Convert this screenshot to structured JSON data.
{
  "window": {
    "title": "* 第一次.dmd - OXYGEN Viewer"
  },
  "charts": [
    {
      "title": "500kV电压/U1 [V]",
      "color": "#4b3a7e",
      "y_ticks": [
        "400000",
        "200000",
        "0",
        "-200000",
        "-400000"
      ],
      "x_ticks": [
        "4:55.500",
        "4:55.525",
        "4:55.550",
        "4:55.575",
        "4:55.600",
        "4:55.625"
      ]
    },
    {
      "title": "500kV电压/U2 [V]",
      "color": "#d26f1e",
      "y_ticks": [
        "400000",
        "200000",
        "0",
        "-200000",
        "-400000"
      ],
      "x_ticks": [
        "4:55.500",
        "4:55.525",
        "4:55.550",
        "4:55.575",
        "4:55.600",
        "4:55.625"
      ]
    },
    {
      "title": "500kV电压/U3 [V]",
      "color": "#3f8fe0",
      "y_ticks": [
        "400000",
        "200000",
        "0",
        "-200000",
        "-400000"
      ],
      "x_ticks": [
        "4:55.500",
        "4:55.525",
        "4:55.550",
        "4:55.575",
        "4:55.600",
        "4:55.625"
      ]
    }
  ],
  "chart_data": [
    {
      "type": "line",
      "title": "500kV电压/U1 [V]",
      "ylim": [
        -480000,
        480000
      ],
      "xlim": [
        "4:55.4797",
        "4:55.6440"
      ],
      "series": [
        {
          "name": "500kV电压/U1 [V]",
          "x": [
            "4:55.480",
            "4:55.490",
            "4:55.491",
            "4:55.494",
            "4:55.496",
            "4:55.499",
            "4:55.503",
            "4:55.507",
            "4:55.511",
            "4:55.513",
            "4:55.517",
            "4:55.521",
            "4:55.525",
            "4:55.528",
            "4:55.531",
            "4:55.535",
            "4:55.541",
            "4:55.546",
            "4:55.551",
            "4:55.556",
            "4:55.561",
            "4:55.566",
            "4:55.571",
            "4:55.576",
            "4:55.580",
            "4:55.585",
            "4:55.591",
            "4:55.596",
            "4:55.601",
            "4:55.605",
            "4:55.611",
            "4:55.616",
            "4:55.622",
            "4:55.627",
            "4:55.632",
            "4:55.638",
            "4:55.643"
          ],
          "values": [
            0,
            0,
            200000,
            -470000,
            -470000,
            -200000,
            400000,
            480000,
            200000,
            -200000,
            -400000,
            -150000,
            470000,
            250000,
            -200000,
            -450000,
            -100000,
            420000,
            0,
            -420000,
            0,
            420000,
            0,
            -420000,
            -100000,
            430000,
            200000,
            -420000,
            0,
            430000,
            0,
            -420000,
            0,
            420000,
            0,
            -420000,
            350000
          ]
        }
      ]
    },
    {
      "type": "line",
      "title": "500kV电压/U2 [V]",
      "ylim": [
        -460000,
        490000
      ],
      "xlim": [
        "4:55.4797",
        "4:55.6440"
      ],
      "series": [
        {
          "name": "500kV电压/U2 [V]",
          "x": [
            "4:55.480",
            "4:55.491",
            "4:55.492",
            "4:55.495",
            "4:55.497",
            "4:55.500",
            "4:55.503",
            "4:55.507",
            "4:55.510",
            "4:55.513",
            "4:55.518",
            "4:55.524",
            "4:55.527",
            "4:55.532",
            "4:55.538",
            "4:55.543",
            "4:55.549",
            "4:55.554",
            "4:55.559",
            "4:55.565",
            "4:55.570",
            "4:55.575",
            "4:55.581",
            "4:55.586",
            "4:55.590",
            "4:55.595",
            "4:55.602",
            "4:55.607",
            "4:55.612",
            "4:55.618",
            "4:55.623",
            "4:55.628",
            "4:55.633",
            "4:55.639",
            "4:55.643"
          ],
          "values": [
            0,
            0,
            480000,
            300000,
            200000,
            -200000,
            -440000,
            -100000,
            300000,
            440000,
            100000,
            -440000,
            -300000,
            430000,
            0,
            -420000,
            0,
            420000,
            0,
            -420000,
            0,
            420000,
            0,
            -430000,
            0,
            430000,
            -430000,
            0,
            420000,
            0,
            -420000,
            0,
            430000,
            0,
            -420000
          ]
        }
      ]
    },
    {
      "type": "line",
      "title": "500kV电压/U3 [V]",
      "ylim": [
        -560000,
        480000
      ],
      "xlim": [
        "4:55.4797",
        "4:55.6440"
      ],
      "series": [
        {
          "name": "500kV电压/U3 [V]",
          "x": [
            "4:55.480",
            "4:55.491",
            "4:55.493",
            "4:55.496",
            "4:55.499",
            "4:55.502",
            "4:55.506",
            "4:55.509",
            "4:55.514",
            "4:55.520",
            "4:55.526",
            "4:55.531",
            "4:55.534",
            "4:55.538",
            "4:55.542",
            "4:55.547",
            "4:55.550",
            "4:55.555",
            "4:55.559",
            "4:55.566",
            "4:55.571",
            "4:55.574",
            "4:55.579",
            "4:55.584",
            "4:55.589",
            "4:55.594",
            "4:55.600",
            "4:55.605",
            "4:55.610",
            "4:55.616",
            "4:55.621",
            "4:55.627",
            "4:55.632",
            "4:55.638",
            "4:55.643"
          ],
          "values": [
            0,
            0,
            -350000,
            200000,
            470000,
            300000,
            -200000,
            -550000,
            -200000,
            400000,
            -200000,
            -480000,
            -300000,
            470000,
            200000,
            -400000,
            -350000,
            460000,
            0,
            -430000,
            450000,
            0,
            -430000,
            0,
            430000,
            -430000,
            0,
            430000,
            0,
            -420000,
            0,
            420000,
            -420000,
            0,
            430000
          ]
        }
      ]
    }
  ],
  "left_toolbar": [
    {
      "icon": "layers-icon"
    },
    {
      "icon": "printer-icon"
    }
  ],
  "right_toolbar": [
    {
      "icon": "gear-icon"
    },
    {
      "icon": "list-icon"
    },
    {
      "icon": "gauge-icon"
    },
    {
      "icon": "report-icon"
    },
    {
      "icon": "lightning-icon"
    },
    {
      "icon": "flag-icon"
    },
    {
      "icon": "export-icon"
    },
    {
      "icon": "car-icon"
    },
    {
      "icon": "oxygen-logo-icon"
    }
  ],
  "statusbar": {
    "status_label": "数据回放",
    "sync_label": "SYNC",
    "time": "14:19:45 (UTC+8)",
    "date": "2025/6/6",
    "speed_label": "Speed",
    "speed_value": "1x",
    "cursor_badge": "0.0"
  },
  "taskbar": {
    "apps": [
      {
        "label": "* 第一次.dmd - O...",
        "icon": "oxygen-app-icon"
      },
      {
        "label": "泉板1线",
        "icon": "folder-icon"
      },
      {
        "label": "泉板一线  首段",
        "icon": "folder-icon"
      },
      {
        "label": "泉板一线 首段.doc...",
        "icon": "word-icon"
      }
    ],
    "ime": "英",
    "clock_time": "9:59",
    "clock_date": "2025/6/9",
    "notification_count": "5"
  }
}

== Goal ==
Faithfully reproduce all of the records, character for character.

== Response below ==
Convert this screenshot to structured JSON data.
{
  "window": {
    "title": "* 第一次.dmd - OXYGEN Viewer"
  },
  "charts": [
    {
      "title": "500kV电压/U1 [V]",
      "color": "#4b3a7e",
      "y_ticks": [
        "400000",
        "200000",
        "0",
        "-200000",
        "-400000"
      ],
      "x_ticks": [
        "4:55.500",
        "4:55.525",
        "4:55.550",
        "4:55.575",
        "4:55.600",
        "4:55.625"
      ]
    },
    {
      "title": "500kV电压/U2 [V]",
      "color": "#d26f1e",
      "y_ticks": [
        "400000",
        "200000",
        "0",
        "-200000",
        "-400000"
      ],
      "x_ticks": [
        "4:55.500",
        "4:55.525",
        "4:55.550",
        "4:55.575",
        "4:55.600",
        "4:55.625"
      ]
    },
    {
      "title": "500kV电压/U3 [V]",
      "color": "#3f8fe0",
      "y_ticks": [
        "400000",
        "200000",
        "0",
        "-200000",
        "-400000"
      ],
      "x_ticks": [
        "4:55.500",
        "4:55.525",
        "4:55.550",
        "4:55.575",
        "4:55.600",
        "4:55.625"
      ]
    }
  ],
  "chart_data": [
    {
      "type": "line",
      "title": "500kV电压/U1 [V]",
      "ylim": [
        -480000,
        480000
      ],
      "xlim": [
        "4:55.4797",
        "4:55.6440"
      ],
      "series": [
        {
          "name": "500kV电压/U1 [V]",
          "x": [
            "4:55.480",
            "4:55.490",
            "4:55.491",
            "4:55.494",
            "4:55.496",
            "4:55.499",
            "4:55.503",
            "4:55.507",
            "4:55.511",
            "4:55.513",
            "4:55.517",
            "4:55.521",
            "4:55.525",
            "4:55.528",
            "4:55.531",
            "4:55.535",
            "4:55.541",
            "4:55.546",
            "4:55.551",
            "4:55.556",
            "4:55.561",
            "4:55.566",
            "4:55.571",
            "4:55.576",
            "4:55.580",
            "4:55.585",
            "4:55.591",
            "4:55.596",
            "4:55.601",
            "4:55.605",
            "4:55.611",
            "4:55.616",
            "4:55.622",
            "4:55.627",
            "4:55.632",
            "4:55.638",
            "4:55.643"
          ],
          "values": [
            0,
            0,
            200000,
            -470000,
            -470000,
            -200000,
            400000,
            480000,
            200000,
            -200000,
            -400000,
            -150000,
            470000,
            250000,
            -200000,
            -450000,
            -100000,
            420000,
            0,
            -420000,
            0,
            420000,
            0,
            -420000,
            -100000,
            430000,
            200000,
            -420000,
            0,
            430000,
            0,
            -420000,
            0,
            420000,
            0,
            -420000,
            350000
          ]
        }
      ]
    },
    {
      "type": "line",
      "title": "500kV电压/U2 [V]",
      "ylim": [
        -460000,
        490000
      ],
      "xlim": [
        "4:55.4797",
        "4:55.6440"
      ],
      "series": [
        {
          "name": "500kV电压/U2 [V]",
          "x": [
            "4:55.480",
            "4:55.491",
            "4:55.492",
            "4:55.495",
            "4:55.497",
            "4:55.500",
            "4:55.503",
            "4:55.507",
            "4:55.510",
            "4:55.513",
            "4:55.518",
            "4:55.524",
            "4:55.527",
            "4:55.532",
            "4:55.538",
            "4:55.543",
            "4:55.549",
            "4:55.554",
            "4:55.559",
            "4:55.565",
            "4:55.570",
            "4:55.575",
            "4:55.581",
            "4:55.586",
            "4:55.590",
            "4:55.595",
            "4:55.602",
            "4:55.607",
            "4:55.612",
            "4:55.618",
            "4:55.623",
            "4:55.628",
            "4:55.633",
            "4:55.639",
            "4:55.643"
          ],
          "values": [
            0,
            0,
            480000,
            300000,
            200000,
            -200000,
            -440000,
            -100000,
            300000,
            440000,
            100000,
            -440000,
            -300000,
            430000,
            0,
            -420000,
            0,
            420000,
            0,
            -420000,
            0,
            420000,
            0,
            -430000,
            0,
            430000,
            -430000,
            0,
            420000,
            0,
            -420000,
            0,
            430000,
            0,
            -420000
          ]
        }
      ]
    },
    {
      "type": "line",
      "title": "500kV电压/U3 [V]",
      "ylim": [
        -560000,
        480000
      ],
      "xlim": [
        "4:55.4797",
        "4:55.6440"
      ],
      "series": [
        {
          "name": "500kV电压/U3 [V]",
          "x": [
            "4:55.480",
            "4:55.491",
            "4:55.493",
            "4:55.496",
            "4:55.499",
            "4:55.502",
            "4:55.506",
            "4:55.509",
            "4:55.514",
            "4:55.520",
            "4:55.526",
            "4:55.531",
            "4:55.534",
            "4:55.538",
            "4:55.542",
            "4:55.547",
            "4:55.550",
            "4:55.555",
            "4:55.559",
            "4:55.566",
            "4:55.571",
            "4:55.574",
            "4:55.579",
            "4:55.584",
            "4:55.589",
            "4:55.594",
            "4:55.600",
            "4:55.605",
            "4:55.610",
            "4:55.616",
            "4:55.621",
            "4:55.627",
            "4:55.632",
            "4:55.638",
            "4:55.643"
          ],
          "values": [
            0,
            0,
            -350000,
            200000,
            470000,
            300000,
            -200000,
            -550000,
            -200000,
            400000,
            -200000,
            -480000,
            -300000,
            470000,
            200000,
            -400000,
            -350000,
            460000,
            0,
            -430000,
            450000,
            0,
            -430000,
            0,
            430000,
            -430000,
            0,
            430000,
            0,
            -420000,
            0,
            420000,
            -420000,
            0,
            430000
          ]
        }
      ]
    }
  ],
  "left_toolbar": [
    {
      "icon": "layers-icon"
    },
    {
      "icon": "printer-icon"
    }
  ],
  "right_toolbar": [
    {
      "icon": "gear-icon"
    },
    {
      "icon": "list-icon"
    },
    {
      "icon": "gauge-icon"
    },
    {
      "icon": "report-icon"
    },
    {
      "icon": "lightning-icon"
    },
    {
      "icon": "flag-icon"
    },
    {
      "icon": "export-icon"
    },
    {
      "icon": "car-icon"
    },
    {
      "icon": "oxygen-logo-icon"
    }
  ],
  "statusbar": {
    "status_label": "数据回放",
    "sync_label": "SYNC",
    "time": "14:19:45 (UTC+8)",
    "date": "2025/6/6",
    "speed_label": "Speed",
    "speed_value": "1x",
    "cursor_badge": "0.0"
  },
  "taskbar": {
    "apps": [
      {
        "label": "* 第一次.dmd - O...",
        "icon": "oxygen-app-icon"
      },
      {
        "label": "泉板1线",
        "icon": "folder-icon"
      },
      {
        "label": "泉板一线  首段",
        "icon": "folder-icon"
      },
      {
        "label": "泉板一线 首段.doc...",
        "icon": "word-icon"
      }
    ],
    "ime": "英",
    "clock_time": "9:59",
    "clock_date": "2025/6/9",
    "notification_count": "5"
  }
}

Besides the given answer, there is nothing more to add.